== Problem to solve ==
The material below should be written out in full and exactly; pictures stay out of the copy.

== Dataset extract ==

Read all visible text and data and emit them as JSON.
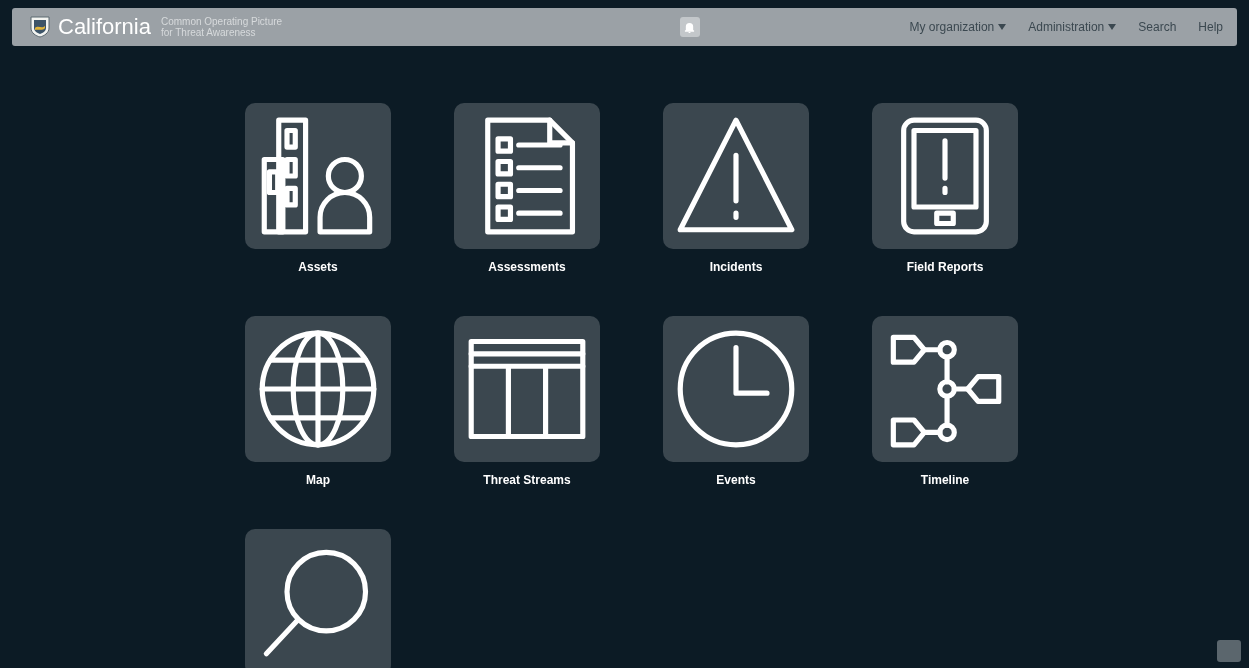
{
  "header": {
    "title": "California",
    "subtitle_line_1": "Common Operating Picture",
    "subtitle_line_2": "for Threat Awareness",
    "nav": [
      {
        "label": "My organization",
        "dropdown": true
      },
      {
        "label": "Administration",
        "dropdown": true
      },
      {
        "label": "Search",
        "dropdown": false
      },
      {
        "label": "Help",
        "dropdown": false
      }
    ]
  },
  "tiles": [
    {
      "kind": "assets",
      "label": "Assets"
    },
    {
      "kind": "assessments",
      "label": "Assessments"
    },
    {
      "kind": "incidents",
      "label": "Incidents"
    },
    {
      "kind": "field_reports",
      "label": "Field Reports"
    },
    {
      "kind": "map",
      "label": "Map"
    },
    {
      "kind": "threat_streams",
      "label": "Threat Streams"
    },
    {
      "kind": "events",
      "label": "Events"
    },
    {
      "kind": "timeline",
      "label": "Timeline"
    },
    {
      "kind": "search"
    }
  ]
}
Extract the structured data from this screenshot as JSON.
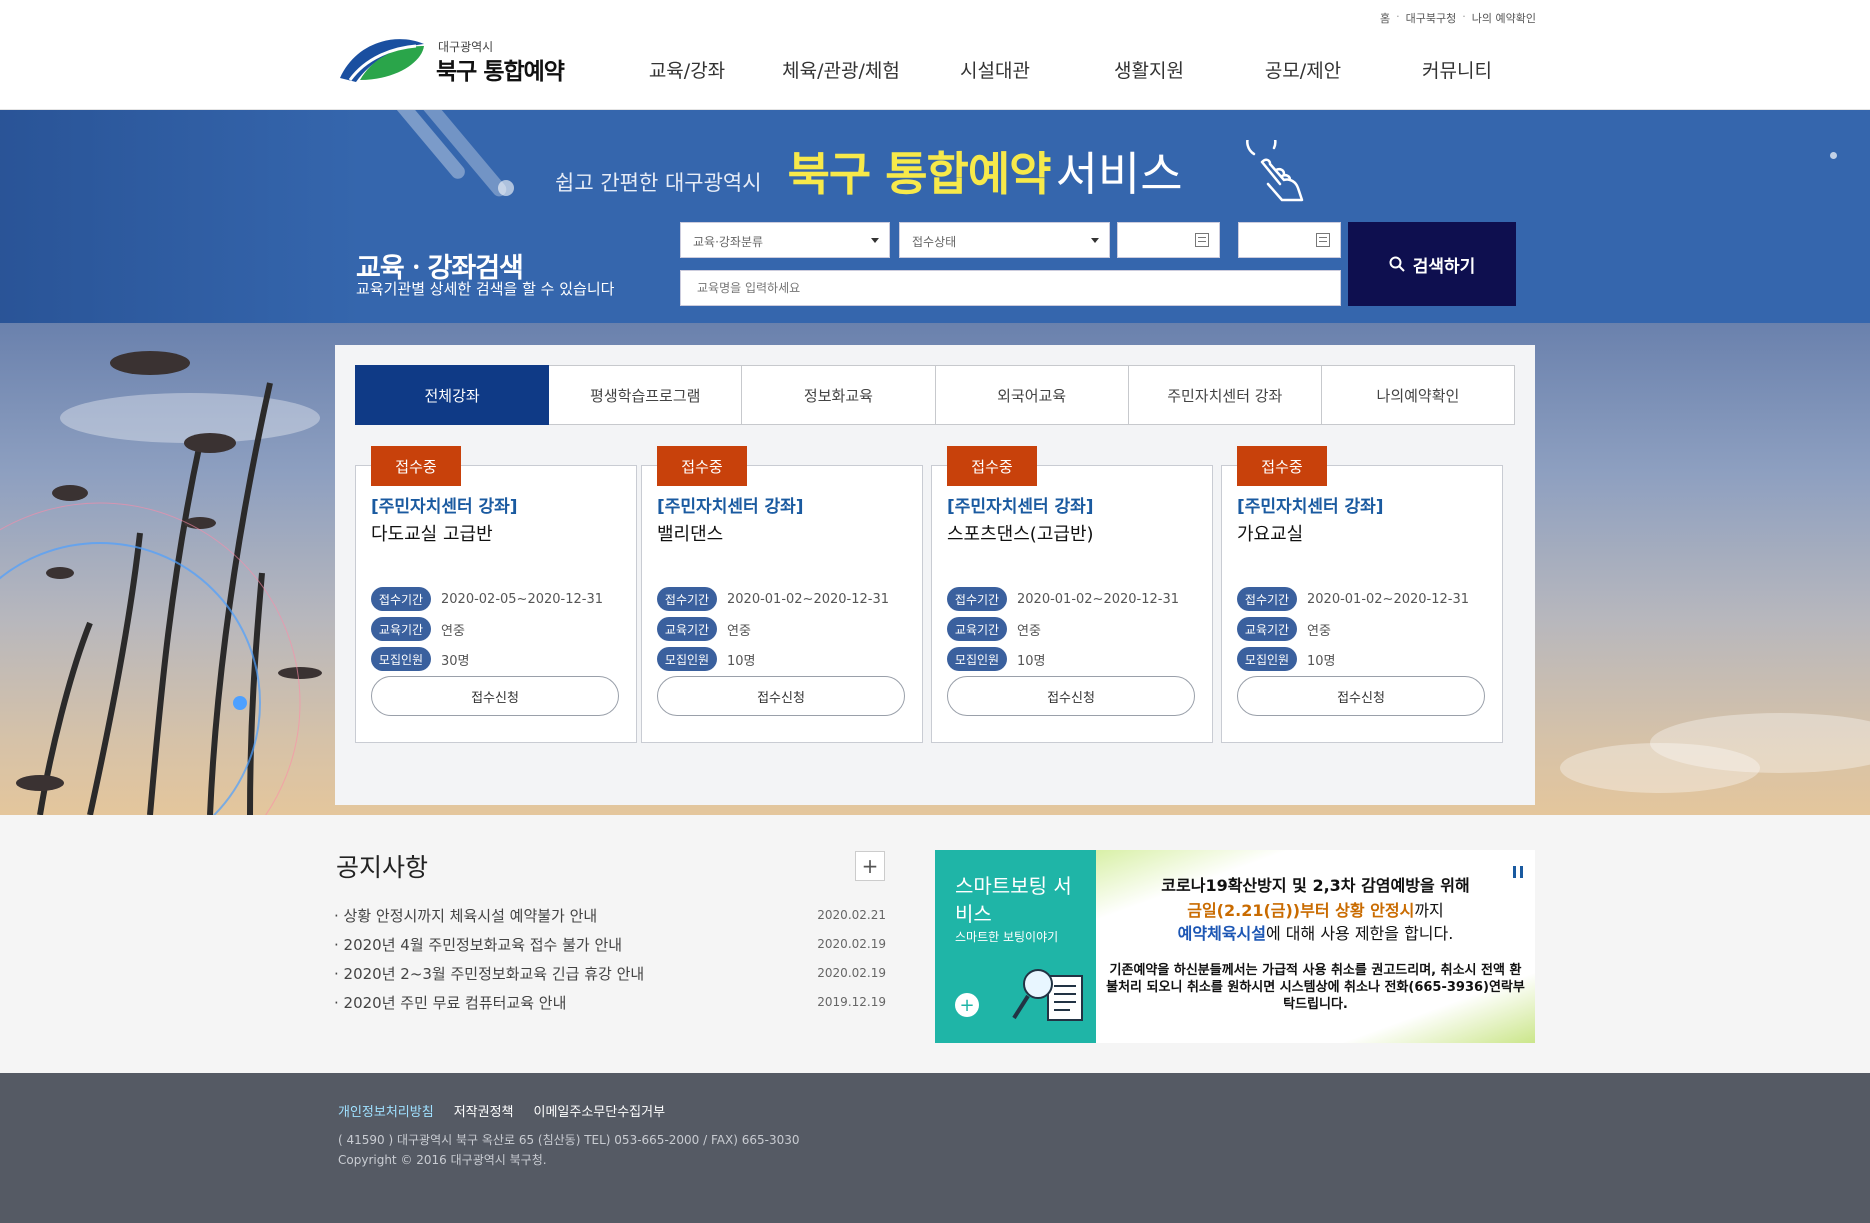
{
  "header": {
    "util_links": [
      "홈",
      "대구북구청",
      "나의 예약확인"
    ],
    "logo_small": "대구광역시",
    "logo_big": "북구 통합예약",
    "nav": [
      "교육/강좌",
      "체육/관광/체험",
      "시설대관",
      "생활지원",
      "공모/제안",
      "커뮤니티"
    ]
  },
  "hero": {
    "slogan_sub": "쉽고 간편한 대구광역시",
    "slogan_main": "북구 통합예약",
    "slogan_tail": "서비스",
    "search_title": "교육ㆍ강좌검색",
    "search_desc": "교육기관별 상세한 검색을 할 수 있습니다",
    "select_category": "교육·강좌분류",
    "select_status": "접수상태",
    "date_from": "",
    "date_to": "",
    "keyword_placeholder": "교육명을 입력하세요",
    "search_button": "검색하기"
  },
  "tabs": [
    "전체강좌",
    "평생학습프로그램",
    "정보화교육",
    "외국어교육",
    "주민자치센터 강좌",
    "나의예약확인"
  ],
  "row_labels": {
    "receipt": "접수기간",
    "edu": "교육기간",
    "recruit": "모집인원"
  },
  "apply_label": "접수신청",
  "courses": [
    {
      "badge": "접수중",
      "category": "[주민자치센터 강좌]",
      "title": "다도교실 고급반",
      "receipt": "2020-02-05~2020-12-31",
      "edu": "연중",
      "recruit": "30명"
    },
    {
      "badge": "접수중",
      "category": "[주민자치센터 강좌]",
      "title": "밸리댄스",
      "receipt": "2020-01-02~2020-12-31",
      "edu": "연중",
      "recruit": "10명"
    },
    {
      "badge": "접수중",
      "category": "[주민자치센터 강좌]",
      "title": "스포츠댄스(고급반)",
      "receipt": "2020-01-02~2020-12-31",
      "edu": "연중",
      "recruit": "10명"
    },
    {
      "badge": "접수중",
      "category": "[주민자치센터 강좌]",
      "title": "가요교실",
      "receipt": "2020-01-02~2020-12-31",
      "edu": "연중",
      "recruit": "10명"
    }
  ],
  "notice": {
    "title": "공지사항",
    "more": "+",
    "items": [
      {
        "text": "· 상황 안정시까지 체육시설 예약불가 안내",
        "date": "2020.02.21"
      },
      {
        "text": "· 2020년 4월 주민정보화교육 접수 불가 안내",
        "date": "2020.02.19"
      },
      {
        "text": "· 2020년 2~3월 주민정보화교육 긴급 휴강 안내",
        "date": "2020.02.19"
      },
      {
        "text": "· 2020년 주민 무료 컴퓨터교육 안내",
        "date": "2019.12.19"
      }
    ]
  },
  "banner": {
    "left_title": "스마트보팅 서비스",
    "left_sub": "스마트한 보팅이야기",
    "plus": "+",
    "line1": "코로나19확산방지 및 2,3차 감염예방을 위해",
    "line2_highlight": "금일(2.21(금))부터 상황 안정시",
    "line2_rest": "까지",
    "line3_highlight": "예약체육시설",
    "line3_rest": "에 대해 사용 제한을 합니다.",
    "line4": "기존예약을 하신분들께서는 가급적 사용 취소를 권고드리며, 취소시 전액 환불처리 되오니 취소를 원하시면 시스템상에 취소나 전화(665-3936)연락부탁드립니다."
  },
  "footer": {
    "links": [
      "개인정보처리방침",
      "저작권정책",
      "이메일주소무단수집거부"
    ],
    "address": "( 41590 ) 대구광역시 북구 옥산로 65 (침산동)   TEL) 053-665-2000 / FAX) 665-3030",
    "copyright": "Copyright © 2016 대구광역시 북구청."
  },
  "colors": {
    "brand_blue": "#3566ad",
    "tab_active": "#0f3a86",
    "search_button": "#0e0f4f",
    "badge": "#c8410b",
    "slogan_yellow": "#f7e94a",
    "banner_teal": "#1fb5a7",
    "footer": "#555a64"
  }
}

== Written reply ==
Read all visible text and data and emit them as JSON.
{
  "header": {
    "title": "California",
    "subtitle_line_1": "Common Operating Picture",
    "subtitle_line_2": "for Threat Awareness",
    "nav": [
      {
        "label": "My organization",
        "dropdown": true
      },
      {
        "label": "Administration",
        "dropdown": true
      },
      {
        "label": "Search",
        "dropdown": false
      },
      {
        "label": "Help",
        "dropdown": false
      }
    ]
  },
  "tiles": [
    {
      "kind": "assets",
      "label": "Assets"
    },
    {
      "kind": "assessments",
      "label": "Assessments"
    },
    {
      "kind": "incidents",
      "label": "Incidents"
    },
    {
      "kind": "field_reports",
      "label": "Field Reports"
    },
    {
      "kind": "map",
      "label": "Map"
    },
    {
      "kind": "threat_streams",
      "label": "Threat Streams"
    },
    {
      "kind": "events",
      "label": "Events"
    },
    {
      "kind": "timeline",
      "label": "Timeline"
    },
    {
      "kind": "search"
    }
  ]
}
Extract the structured data from this screenshot as JSON.
{
  "header": {
    "util_links": [
      "홈",
      "대구북구청",
      "나의 예약확인"
    ],
    "logo_small": "대구광역시",
    "logo_big": "북구 통합예약",
    "nav": [
      "교육/강좌",
      "체육/관광/체험",
      "시설대관",
      "생활지원",
      "공모/제안",
      "커뮤니티"
    ]
  },
  "hero": {
    "slogan_sub": "쉽고 간편한 대구광역시",
    "slogan_main": "북구 통합예약",
    "slogan_tail": "서비스",
    "search_title": "교육ㆍ강좌검색",
    "search_desc": "교육기관별 상세한 검색을 할 수 있습니다",
    "select_category": "교육·강좌분류",
    "select_status": "접수상태",
    "date_from": "",
    "date_to": "",
    "keyword_placeholder": "교육명을 입력하세요",
    "search_button": "검색하기"
  },
  "tabs": [
    "전체강좌",
    "평생학습프로그램",
    "정보화교육",
    "외국어교육",
    "주민자치센터 강좌",
    "나의예약확인"
  ],
  "row_labels": {
    "receipt": "접수기간",
    "edu": "교육기간",
    "recruit": "모집인원"
  },
  "apply_label": "접수신청",
  "courses": [
    {
      "badge": "접수중",
      "category": "[주민자치센터 강좌]",
      "title": "다도교실 고급반",
      "receipt": "2020-02-05~2020-12-31",
      "edu": "연중",
      "recruit": "30명"
    },
    {
      "badge": "접수중",
      "category": "[주민자치센터 강좌]",
      "title": "밸리댄스",
      "receipt": "2020-01-02~2020-12-31",
      "edu": "연중",
      "recruit": "10명"
    },
    {
      "badge": "접수중",
      "category": "[주민자치센터 강좌]",
      "title": "스포츠댄스(고급반)",
      "receipt": "2020-01-02~2020-12-31",
      "edu": "연중",
      "recruit": "10명"
    },
    {
      "badge": "접수중",
      "category": "[주민자치센터 강좌]",
      "title": "가요교실",
      "receipt": "2020-01-02~2020-12-31",
      "edu": "연중",
      "recruit": "10명"
    }
  ],
  "notice": {
    "title": "공지사항",
    "more": "+",
    "items": [
      {
        "text": "· 상황 안정시까지 체육시설 예약불가 안내",
        "date": "2020.02.21"
      },
      {
        "text": "· 2020년 4월 주민정보화교육 접수 불가 안내",
        "date": "2020.02.19"
      },
      {
        "text": "· 2020년 2~3월 주민정보화교육 긴급 휴강 안내",
        "date": "2020.02.19"
      },
      {
        "text": "· 2020년 주민 무료 컴퓨터교육 안내",
        "date": "2019.12.19"
      }
    ]
  },
  "banner": {
    "left_title": "스마트보팅 서비스",
    "left_sub": "스마트한 보팅이야기",
    "plus": "+",
    "line1": "코로나19확산방지 및 2,3차 감염예방을 위해",
    "line2_highlight": "금일(2.21(금))부터 상황 안정시",
    "line2_rest": "까지",
    "line3_highlight": "예약체육시설",
    "line3_rest": "에 대해 사용 제한을 합니다.",
    "line4": "기존예약을 하신분들께서는 가급적 사용 취소를 권고드리며, 취소시 전액 환불처리 되오니 취소를 원하시면 시스템상에 취소나 전화(665-3936)연락부탁드립니다."
  },
  "footer": {
    "links": [
      "개인정보처리방침",
      "저작권정책",
      "이메일주소무단수집거부"
    ],
    "address": "( 41590 ) 대구광역시 북구 옥산로 65 (침산동)   TEL) 053-665-2000 / FAX) 665-3030",
    "copyright": "Copyright © 2016 대구광역시 북구청."
  },
  "colors": {
    "brand_blue": "#3566ad",
    "tab_active": "#0f3a86",
    "search_button": "#0e0f4f",
    "badge": "#c8410b",
    "slogan_yellow": "#f7e94a",
    "banner_teal": "#1fb5a7",
    "footer": "#555a64"
  }
}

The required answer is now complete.